* [Objective] Reproduce the text on Sean Strickland's comeback between "Strickland missed two" and "UFC Vegas 14.", inclusive, and change each "bout" to "fight".

* [Passage shown]
Strickland missed two full years. His last bout before the accident was a second-round TKO of Nordine Taleb on Oct. 27, 2018. He returned at Apex on Halloween to defeat Jack Marshman by unanimous decision.

Strickland looked superb in the fight and was talking to Marshman throughout the bout. In the final round, it was as if Strickland was doing a stand-up routine while battering Marshman.

But to make up for lost time, he’ll be back on Saturday (7 p.m. ET, ESPN+) when he meets Brendan Allen in a catchweight bout at UFC Vegas 14.

If history holds, Allen will get an earful from Strickland as they go at it at Apex. Strickland said he was training with boxers at Millennia MMA and they would trash talk him as they were sparring. That gave him the idea for it.

He just does it a bit better than the next guy.

“When I first started at Millennia MMA, there were these boxing guys, and they were just talking s--- as we were sparring,” Strickland said. “I’d never done that. I’d hit one of them and they’d go, ‘Oh, that doesn’t hurt,’ and start making fun of me. It was such a new thing to me that, hey dummy, you can actually talk when you spar. It’s fun. It makes it more interesting.”

LAS VEGAS, NEVADA - OCTOBER 31: (L-R) Sean Strickland punches Jack Marshman of Wales in a middleweight bout during the UFC Fight Night event at UFC APEX on October 31, 2020 in Las Vegas, Nevada. (Photo by Jeff Bottari/Zuffa LLC)
(L-R) Sean Strickland punches Jack Marshman of Wales in a middleweight bout during the UFC Fight Night event at Apex on Oct. 31, 2020, in Las Vegas. (Photo by Jeff Bottari/Zuffa LLC)

He said fighting Marshman on Oct. 31 in front of no fans at Apex felt like sparring, which is why he began to talk. But as the fight progressed, he said his words were meant more respectfully than as trash talk.

He was pummeling Marshman, hitting him with a series of crisp, hard combinations, but Marshman kept taking them and moving forward.

“I was just shocked that he was taking those punches,” Strickland said of Marshman. “I hit Jack with punches that, if I hit guys in the gym with those, they’d have been down and in trouble. I was truly amazed at how tough he was and how he was able to take those.

“You remember me asking him, ‘How are you not going down?’ It wasn’t me talking s--- to him; it was me genuinely amazed at the toughness he showed to take those punches and keep moving forward.”

Strickland, whose striking is reminiscent in some ways of former middleweight champion Michael Bisping’s, has the chance to become a popular figure in the fight game if he remains successful.

His style is fan-friendly and he’s willing to take on anyone. In addition, he brings a little flair to the party with his banter, and having overcome a serious accident gives him a backstory that few can match.

He loves to fight and said that despite the injury, he never wanted to walk away. He said humans ought to be more like animals in that regard.

“You look in the animal world and you’ll see a wolf or a dog out there and take some catastrophic injury and they’re still out there fighting and doing it,” he said. “It’s all in the mind. Our intelligence breeds so much doubt in our heads and doubt isn’t good. But an animal, they just act on instinct and react. There’s some s--- you should take from that as a human being.”

If he beats Allen, who is working on a seven-fight winning streak, what the UFC brass and most fans will take from it is that Strickland is a budding star and worth keeping an eye on.

And if you don’t keep an eye on him, at least keep an ear open, because you’ll hear him for sure as he fights his way to victory.

* [Data]
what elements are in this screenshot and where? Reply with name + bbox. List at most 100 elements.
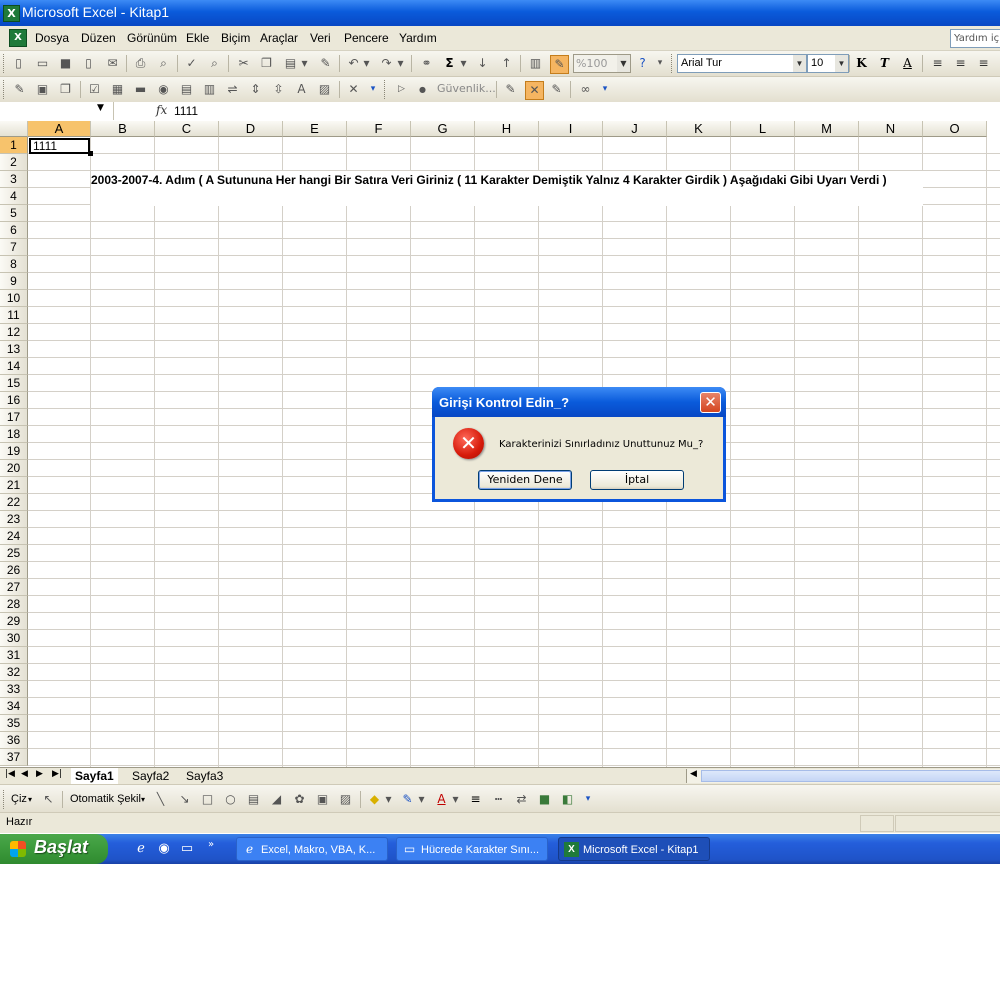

* [Output for this exercise]
Strickland missed two full years. His last fight before the accident was a second-round TKO of Nordine Taleb on Oct. 27, 2018. He returned at Apex on Halloween to defeat Jack Marshman by unanimous decision.

Strickland looked superb in the fight and was talking to Marshman throughout the fight. In the final round, it was as if Strickland was doing a stand-up routine while battering Marshman.

But to make up for lost time, he’ll be back on Saturday (7 p.m. ET, ESPN+) when he meets Brendan Allen in a catchweight fight at UFC Vegas 14.